- [Instruction] Can you change "y-tick-label" to "y-axis-label" in the listing lines from the very first one through the line containing "x-tick-label: 2010 xyxy=(287,292,320,307)", with everything else left as it stands?

# Start of Available data

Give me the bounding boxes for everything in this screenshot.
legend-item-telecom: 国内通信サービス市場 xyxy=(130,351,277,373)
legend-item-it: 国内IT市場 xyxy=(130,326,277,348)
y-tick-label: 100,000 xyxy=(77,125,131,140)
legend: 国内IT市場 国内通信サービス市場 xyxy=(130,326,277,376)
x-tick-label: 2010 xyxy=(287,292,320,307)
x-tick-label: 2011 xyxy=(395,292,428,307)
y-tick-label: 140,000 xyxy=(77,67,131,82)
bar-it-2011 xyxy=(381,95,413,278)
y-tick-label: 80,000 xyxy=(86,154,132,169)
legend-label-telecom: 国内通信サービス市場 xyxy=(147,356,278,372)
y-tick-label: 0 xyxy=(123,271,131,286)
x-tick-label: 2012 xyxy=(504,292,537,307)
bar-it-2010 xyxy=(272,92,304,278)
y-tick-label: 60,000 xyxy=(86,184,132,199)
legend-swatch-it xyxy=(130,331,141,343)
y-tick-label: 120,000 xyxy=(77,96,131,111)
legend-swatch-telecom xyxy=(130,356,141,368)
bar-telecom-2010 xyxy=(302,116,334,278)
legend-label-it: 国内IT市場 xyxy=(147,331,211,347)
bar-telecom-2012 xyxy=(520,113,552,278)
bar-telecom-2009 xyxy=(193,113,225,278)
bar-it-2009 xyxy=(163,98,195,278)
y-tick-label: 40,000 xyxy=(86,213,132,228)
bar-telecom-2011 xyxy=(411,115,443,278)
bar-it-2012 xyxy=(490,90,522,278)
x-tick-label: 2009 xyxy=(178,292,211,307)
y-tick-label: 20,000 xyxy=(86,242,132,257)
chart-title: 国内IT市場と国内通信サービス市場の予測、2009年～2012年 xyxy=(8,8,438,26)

# End of Available data

- [The response]
Give me the bounding boxes for everything in this screenshot.
legend-item-telecom: 国内通信サービス市場 xyxy=(130,351,277,373)
legend-item-it: 国内IT市場 xyxy=(130,326,277,348)
y-axis-label: 100,000 xyxy=(77,125,131,140)
legend: 国内IT市場 国内通信サービス市場 xyxy=(130,326,277,376)
x-tick-label: 2010 xyxy=(287,292,320,307)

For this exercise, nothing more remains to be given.